What you have to do. Of the lines in the data below, count the ones holding the string "Time", and answer with that number only.

Dataset.
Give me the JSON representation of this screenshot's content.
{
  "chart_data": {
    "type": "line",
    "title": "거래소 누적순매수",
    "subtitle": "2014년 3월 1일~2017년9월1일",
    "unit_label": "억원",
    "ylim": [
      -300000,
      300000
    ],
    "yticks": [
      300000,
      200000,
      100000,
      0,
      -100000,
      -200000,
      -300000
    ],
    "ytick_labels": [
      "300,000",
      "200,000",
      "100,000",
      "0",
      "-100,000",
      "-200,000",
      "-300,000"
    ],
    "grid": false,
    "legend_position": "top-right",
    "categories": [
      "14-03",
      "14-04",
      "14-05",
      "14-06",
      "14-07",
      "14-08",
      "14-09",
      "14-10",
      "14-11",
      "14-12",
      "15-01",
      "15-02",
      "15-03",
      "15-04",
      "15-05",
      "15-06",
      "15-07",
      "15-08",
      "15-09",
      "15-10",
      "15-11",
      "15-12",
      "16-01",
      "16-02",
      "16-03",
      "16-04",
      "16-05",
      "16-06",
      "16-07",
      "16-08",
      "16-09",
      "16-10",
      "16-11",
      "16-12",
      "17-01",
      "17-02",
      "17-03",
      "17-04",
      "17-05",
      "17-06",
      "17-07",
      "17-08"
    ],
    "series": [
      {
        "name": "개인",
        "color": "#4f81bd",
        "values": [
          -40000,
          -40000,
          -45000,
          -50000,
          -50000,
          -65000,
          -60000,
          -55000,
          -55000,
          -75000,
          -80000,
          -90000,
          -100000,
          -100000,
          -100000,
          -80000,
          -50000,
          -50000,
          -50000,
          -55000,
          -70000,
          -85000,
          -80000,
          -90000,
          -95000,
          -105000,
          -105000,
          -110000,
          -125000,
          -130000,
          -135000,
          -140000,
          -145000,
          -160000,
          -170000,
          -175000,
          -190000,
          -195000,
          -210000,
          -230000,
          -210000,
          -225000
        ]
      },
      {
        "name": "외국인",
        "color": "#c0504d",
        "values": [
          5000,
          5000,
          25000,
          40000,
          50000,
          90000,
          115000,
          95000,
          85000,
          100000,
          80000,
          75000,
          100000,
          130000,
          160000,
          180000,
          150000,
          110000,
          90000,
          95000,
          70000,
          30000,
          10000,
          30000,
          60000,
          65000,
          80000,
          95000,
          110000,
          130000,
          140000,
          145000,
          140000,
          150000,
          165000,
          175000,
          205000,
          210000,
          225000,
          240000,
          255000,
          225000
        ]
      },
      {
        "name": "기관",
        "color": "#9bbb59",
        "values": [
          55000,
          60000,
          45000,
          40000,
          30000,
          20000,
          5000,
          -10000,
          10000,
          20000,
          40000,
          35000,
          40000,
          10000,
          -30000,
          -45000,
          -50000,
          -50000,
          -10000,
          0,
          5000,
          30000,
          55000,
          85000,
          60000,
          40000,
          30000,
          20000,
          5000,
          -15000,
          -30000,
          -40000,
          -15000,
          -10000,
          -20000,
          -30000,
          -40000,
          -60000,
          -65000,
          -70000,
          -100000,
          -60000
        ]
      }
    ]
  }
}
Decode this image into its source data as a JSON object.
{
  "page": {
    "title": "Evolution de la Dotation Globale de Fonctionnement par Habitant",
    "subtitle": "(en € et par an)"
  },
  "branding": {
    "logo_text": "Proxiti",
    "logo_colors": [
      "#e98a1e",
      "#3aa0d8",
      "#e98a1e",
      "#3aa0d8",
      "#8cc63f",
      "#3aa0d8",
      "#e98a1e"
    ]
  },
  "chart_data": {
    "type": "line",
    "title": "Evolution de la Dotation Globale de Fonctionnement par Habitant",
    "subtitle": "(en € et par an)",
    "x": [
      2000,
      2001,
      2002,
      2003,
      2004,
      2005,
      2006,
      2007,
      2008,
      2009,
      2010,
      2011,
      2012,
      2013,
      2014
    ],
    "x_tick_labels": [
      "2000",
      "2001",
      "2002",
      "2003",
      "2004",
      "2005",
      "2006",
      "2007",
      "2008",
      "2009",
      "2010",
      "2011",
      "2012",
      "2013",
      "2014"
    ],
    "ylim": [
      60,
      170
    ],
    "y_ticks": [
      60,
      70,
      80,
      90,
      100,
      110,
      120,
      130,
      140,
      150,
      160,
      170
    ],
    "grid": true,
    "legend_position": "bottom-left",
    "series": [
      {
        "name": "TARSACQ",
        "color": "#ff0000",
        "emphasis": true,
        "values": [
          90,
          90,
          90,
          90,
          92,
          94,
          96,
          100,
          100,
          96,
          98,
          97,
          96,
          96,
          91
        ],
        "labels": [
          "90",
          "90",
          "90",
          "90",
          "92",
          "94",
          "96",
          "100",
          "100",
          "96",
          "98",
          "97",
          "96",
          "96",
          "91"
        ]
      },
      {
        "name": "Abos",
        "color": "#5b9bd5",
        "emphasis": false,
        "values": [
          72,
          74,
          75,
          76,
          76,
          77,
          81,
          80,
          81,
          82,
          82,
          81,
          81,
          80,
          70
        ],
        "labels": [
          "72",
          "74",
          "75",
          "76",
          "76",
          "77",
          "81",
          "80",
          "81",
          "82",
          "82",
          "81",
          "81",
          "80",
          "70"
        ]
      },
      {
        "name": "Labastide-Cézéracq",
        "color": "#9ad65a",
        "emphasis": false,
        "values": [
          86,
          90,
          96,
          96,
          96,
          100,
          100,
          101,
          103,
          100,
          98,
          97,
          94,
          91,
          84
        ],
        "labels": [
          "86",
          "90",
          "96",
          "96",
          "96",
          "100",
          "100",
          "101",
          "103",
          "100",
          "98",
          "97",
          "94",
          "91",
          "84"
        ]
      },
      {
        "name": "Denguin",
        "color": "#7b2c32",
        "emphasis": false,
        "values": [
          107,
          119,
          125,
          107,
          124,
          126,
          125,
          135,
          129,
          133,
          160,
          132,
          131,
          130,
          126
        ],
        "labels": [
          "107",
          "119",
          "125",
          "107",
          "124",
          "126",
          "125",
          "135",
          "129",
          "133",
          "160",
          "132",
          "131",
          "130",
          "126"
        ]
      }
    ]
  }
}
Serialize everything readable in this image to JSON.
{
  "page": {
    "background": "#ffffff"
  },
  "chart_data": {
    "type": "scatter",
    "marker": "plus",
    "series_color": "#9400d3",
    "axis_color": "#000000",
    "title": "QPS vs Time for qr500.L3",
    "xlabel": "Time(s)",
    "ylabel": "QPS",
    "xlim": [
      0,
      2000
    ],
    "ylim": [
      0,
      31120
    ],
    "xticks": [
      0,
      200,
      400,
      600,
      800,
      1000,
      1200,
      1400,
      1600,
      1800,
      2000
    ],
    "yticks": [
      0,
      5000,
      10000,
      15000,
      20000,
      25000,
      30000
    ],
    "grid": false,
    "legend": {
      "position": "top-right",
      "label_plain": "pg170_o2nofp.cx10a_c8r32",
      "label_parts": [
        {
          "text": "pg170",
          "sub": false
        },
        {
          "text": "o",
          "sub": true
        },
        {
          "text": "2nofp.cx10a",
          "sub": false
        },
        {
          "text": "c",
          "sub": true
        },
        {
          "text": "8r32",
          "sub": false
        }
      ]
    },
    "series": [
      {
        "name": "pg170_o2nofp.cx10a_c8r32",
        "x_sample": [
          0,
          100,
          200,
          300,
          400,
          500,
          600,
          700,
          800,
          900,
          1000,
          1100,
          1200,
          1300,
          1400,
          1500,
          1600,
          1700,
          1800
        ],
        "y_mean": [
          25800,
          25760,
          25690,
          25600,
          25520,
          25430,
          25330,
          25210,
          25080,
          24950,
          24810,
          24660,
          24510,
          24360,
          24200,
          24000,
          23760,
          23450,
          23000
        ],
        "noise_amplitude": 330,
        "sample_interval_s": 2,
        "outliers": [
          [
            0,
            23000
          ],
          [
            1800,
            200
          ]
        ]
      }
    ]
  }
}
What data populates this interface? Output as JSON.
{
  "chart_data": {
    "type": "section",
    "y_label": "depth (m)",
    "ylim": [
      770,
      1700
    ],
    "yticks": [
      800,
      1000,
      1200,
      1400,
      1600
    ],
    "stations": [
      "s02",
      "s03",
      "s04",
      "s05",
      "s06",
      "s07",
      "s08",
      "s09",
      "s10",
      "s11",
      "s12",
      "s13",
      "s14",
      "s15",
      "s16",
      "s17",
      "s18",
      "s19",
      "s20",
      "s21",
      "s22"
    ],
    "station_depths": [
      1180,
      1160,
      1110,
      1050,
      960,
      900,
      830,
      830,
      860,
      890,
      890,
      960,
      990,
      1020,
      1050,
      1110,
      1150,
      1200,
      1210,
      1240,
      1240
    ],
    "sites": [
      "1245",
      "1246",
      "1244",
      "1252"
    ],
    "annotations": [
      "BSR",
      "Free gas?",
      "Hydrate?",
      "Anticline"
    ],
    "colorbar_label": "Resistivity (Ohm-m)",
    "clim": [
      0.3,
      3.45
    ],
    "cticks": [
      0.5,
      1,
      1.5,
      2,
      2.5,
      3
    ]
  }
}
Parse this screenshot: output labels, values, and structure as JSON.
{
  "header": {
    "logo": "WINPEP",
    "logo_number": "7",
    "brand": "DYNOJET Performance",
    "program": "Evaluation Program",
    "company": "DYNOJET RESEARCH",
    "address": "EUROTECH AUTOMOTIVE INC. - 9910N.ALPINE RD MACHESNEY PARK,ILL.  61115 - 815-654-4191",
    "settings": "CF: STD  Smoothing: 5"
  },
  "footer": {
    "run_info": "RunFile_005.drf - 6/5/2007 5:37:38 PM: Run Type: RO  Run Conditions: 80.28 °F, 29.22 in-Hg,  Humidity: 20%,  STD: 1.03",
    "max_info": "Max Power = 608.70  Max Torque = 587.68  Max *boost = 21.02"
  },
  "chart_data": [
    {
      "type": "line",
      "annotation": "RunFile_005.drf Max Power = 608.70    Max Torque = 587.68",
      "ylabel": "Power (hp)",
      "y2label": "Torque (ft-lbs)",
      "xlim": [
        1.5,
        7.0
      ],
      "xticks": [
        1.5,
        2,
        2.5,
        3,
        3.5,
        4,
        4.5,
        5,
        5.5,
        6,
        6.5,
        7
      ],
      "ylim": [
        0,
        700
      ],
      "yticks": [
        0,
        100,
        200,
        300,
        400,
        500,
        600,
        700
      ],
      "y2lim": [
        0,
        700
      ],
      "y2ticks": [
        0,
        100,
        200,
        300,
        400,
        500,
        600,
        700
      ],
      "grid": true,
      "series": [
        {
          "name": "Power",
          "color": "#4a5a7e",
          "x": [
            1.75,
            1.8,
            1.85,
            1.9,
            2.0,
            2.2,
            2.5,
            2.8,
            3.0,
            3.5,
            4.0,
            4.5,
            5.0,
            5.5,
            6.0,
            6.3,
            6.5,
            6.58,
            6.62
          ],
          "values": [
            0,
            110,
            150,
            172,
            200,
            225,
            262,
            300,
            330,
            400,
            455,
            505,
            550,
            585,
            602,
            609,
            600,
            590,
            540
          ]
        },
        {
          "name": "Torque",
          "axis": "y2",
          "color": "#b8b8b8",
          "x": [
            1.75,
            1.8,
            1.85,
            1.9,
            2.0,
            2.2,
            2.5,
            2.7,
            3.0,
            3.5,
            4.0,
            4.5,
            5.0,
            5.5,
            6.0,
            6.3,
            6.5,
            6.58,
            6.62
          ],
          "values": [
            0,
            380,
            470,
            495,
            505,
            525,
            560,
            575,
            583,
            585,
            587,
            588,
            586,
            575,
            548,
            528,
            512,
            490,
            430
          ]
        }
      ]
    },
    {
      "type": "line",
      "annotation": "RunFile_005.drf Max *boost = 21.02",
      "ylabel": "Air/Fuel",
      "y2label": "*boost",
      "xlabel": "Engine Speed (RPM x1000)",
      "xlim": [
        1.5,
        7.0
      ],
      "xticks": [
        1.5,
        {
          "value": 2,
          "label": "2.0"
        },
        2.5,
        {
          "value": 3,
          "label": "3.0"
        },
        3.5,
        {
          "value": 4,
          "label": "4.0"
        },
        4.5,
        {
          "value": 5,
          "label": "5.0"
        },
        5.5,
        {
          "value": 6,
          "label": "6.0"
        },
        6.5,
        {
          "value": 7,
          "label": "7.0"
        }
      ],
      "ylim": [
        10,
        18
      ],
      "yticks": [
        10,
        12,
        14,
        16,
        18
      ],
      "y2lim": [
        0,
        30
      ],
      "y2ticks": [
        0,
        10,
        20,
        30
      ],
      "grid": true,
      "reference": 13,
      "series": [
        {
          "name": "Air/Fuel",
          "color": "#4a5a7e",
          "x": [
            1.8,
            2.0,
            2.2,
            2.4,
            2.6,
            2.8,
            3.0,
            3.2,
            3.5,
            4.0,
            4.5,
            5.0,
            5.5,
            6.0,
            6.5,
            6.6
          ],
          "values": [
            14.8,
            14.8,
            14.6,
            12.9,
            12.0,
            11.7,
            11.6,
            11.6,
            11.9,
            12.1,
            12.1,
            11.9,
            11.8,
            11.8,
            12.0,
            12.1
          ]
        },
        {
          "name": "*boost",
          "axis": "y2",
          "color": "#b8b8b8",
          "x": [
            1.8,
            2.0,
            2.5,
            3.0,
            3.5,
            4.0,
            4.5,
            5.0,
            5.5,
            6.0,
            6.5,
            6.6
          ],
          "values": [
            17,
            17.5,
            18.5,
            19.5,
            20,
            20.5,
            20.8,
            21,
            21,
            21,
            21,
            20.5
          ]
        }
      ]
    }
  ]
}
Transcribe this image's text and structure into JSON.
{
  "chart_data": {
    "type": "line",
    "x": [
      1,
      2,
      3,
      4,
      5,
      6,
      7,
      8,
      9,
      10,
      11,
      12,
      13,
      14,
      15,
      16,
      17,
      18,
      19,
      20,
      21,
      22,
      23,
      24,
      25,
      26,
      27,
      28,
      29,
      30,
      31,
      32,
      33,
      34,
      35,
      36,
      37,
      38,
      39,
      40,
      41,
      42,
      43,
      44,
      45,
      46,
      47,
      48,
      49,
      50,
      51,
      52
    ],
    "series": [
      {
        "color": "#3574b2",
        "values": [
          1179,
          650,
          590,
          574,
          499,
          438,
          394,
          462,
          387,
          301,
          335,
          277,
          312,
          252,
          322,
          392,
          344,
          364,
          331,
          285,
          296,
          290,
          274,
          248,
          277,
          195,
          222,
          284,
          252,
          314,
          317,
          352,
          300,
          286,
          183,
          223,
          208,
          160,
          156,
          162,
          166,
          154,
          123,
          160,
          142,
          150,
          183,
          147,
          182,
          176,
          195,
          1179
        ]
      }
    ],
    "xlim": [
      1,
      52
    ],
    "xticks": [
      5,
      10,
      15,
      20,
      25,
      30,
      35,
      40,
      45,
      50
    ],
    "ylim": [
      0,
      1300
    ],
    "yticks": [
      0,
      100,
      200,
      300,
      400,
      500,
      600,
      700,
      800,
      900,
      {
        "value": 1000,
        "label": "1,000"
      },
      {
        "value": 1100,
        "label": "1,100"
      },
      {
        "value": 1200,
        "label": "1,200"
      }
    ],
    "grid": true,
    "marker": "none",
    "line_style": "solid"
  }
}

Right answer. 2